Added OCR for MRZ images

yushulx · yushulx · commit aaa68a16b400 · 2025-12-11T17:19:50.000+08:00
diff --git a/examples/official/dcv/main.py b/examples/official/dcv/main.py
@@ -1,5 +1,12 @@
 import sys
 import os
+
+# Import utils and RapidOCR before PySide6 to avoid DLL conflicts
+try:
+    from utils import *
+except ImportError:
+    pass
+
 import json
 import csv
 import threading
@@ -989,12 +996,14 @@ class ProcessingWorker(QThread):
     error = Signal(str)        # Error message
     progress = Signal(str)     # Progress message
     normalized_image_used = Signal(object)  # Signal when normalized image should replace original
+    ocr_results_ready = Signal(list)  # Signal for OCR results from VIZ zone
     
     def __init__(self, cvr_instance, file_path, detection_mode="Barcode"):
         super().__init__()
         self.cvr_instance = cvr_instance
         self.file_path = file_path
         self.detection_mode = detection_mode
+        self.current_image = None  # Store current image for OCR
     
     def run(self):
         """Run detection in background thread."""
@@ -1044,6 +1053,8 @@ def _process_mrz_with_fallback(self, mrz_template):
             
             if has_mrz_results:
                 self.progress.emit("✅ MRZ detection successful on original image")
+                # Run OCR on the VIZ zone
+                self._run_ocr_on_image(self.file_path, result_list)
                 return mrz_results
             
             # Stage 2: No MRZ found, try document normalization + MRZ
@@ -1128,6 +1139,8 @@ def _process_mrz_with_fallback(self, mrz_template):
                         self.progress.emit("✅ MRZ detection successful on normalized document!")
                         # Emit the normalized image to replace the original
                         self.normalized_image_used.emit(cv_image)
+                        # Run OCR on the normalized image
+                        self._run_ocr_on_image(cv_image, enhanced_result_list)
                         return enhanced_results
                     else:
                         self.progress.emit(f"⚠️ No MRZ found in normalized document {i+1}")
@@ -1144,6 +1157,56 @@ def _process_mrz_with_fallback(self, mrz_template):
             self.progress.emit(f"❌ Error in MRZ fallback processing: {e}")
             # Fallback to standard processing
             return self.cvr_instance.capture_multi_pages(self.file_path, mrz_template)
+    
+    def _run_ocr_on_image(self, image_source, mrz_result_list):
+        """
+        Run OCR on the VIZ (Visual Inspection Zone) of the passport image.
+        
+        Args:
+            image_source: Either a file path (str) or OpenCV image (numpy array)
+            mrz_result_list: List of MRZ detection results to determine MRZ zone location
+        """
+        try:
+            from utils import get_passport_ocr, RAPIDOCR_AVAILABLE
+            
+            if not RAPIDOCR_AVAILABLE:
+                self.progress.emit("⚠️ OCR not available - install rapidocr_onnxruntime for VIZ text recognition")
+                return
+            
+            self.progress.emit("📝 Running OCR on Visual Inspection Zone...")
+            
+            # Load image if it's a file path
+            if isinstance(image_source, str):
+                image = cv2.imread(image_source)
+            else:
+                image = image_source
+            
+            if image is None:
+                self.progress.emit("⚠️ Could not load image for OCR")

• Given instruction A: According to the commit diff, why are utils and RapidOCR imported before PySide6?

• Data for this exercise:
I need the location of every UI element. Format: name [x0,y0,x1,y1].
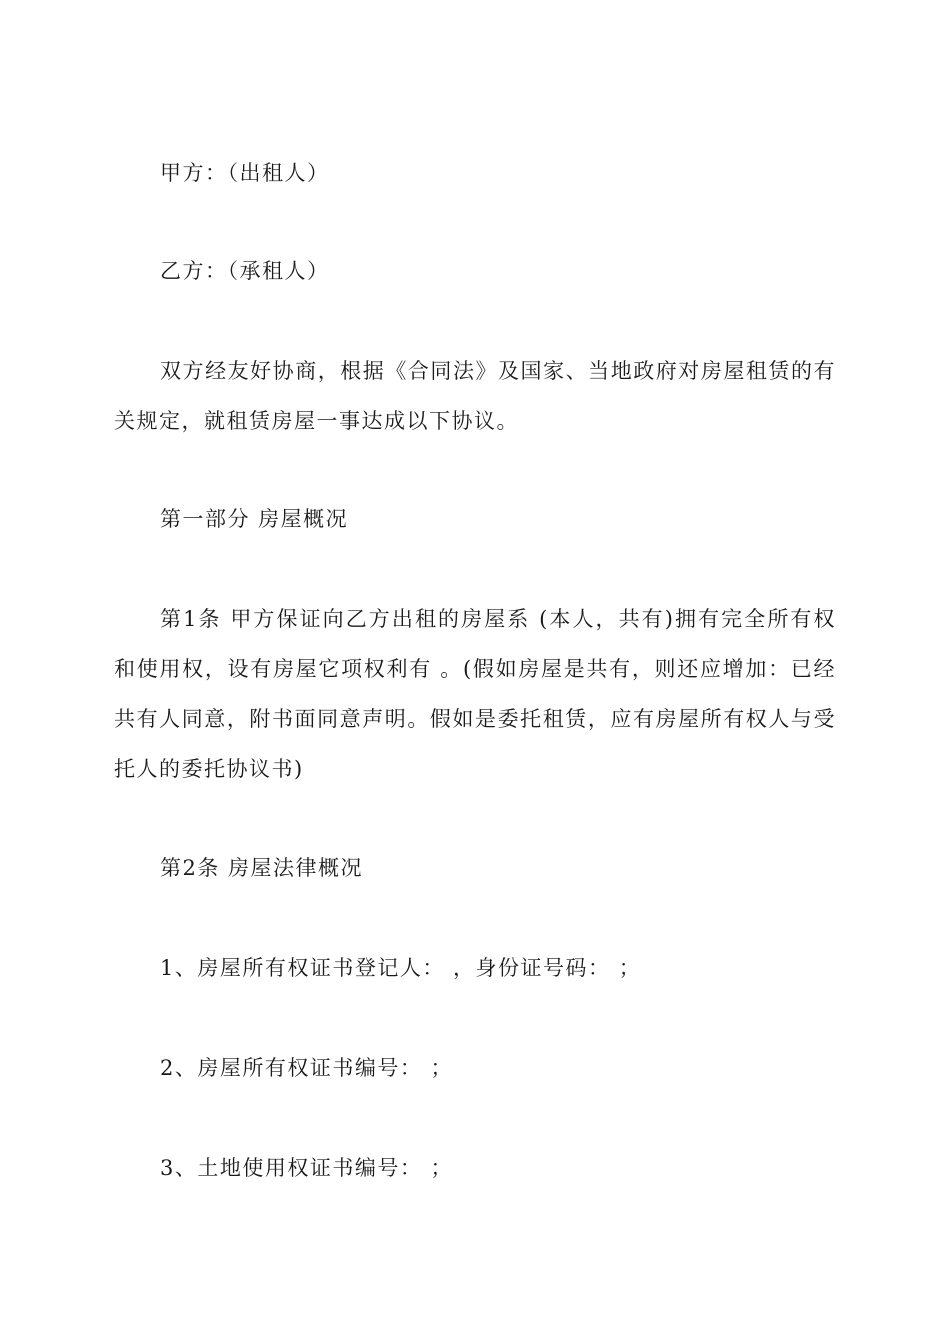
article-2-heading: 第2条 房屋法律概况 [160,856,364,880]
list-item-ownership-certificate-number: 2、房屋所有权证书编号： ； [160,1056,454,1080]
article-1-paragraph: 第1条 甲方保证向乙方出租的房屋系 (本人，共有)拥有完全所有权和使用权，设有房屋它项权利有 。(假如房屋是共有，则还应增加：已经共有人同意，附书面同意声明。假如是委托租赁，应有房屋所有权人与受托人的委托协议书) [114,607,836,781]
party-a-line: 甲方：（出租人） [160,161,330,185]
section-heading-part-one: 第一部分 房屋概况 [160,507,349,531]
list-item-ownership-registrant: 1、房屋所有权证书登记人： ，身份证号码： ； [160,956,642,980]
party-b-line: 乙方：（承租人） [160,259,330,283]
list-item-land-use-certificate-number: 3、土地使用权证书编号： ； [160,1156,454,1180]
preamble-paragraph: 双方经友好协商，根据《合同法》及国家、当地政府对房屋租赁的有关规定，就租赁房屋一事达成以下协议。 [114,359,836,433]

• Given instruction B: Extract every line of the records that contains the string "item", with case counting toward a match.

• Complete answer A: They are imported first to avoid DLL conflicts.

• Complete answer B:
list-item-ownership-certificate-number: 2、房屋所有权证书编号： ； [160,1056,454,1080]
list-item-ownership-registrant: 1、房屋所有权证书登记人： ，身份证号码： ； [160,956,642,980]
list-item-land-use-certificate-number: 3、土地使用权证书编号： ； [160,1156,454,1180]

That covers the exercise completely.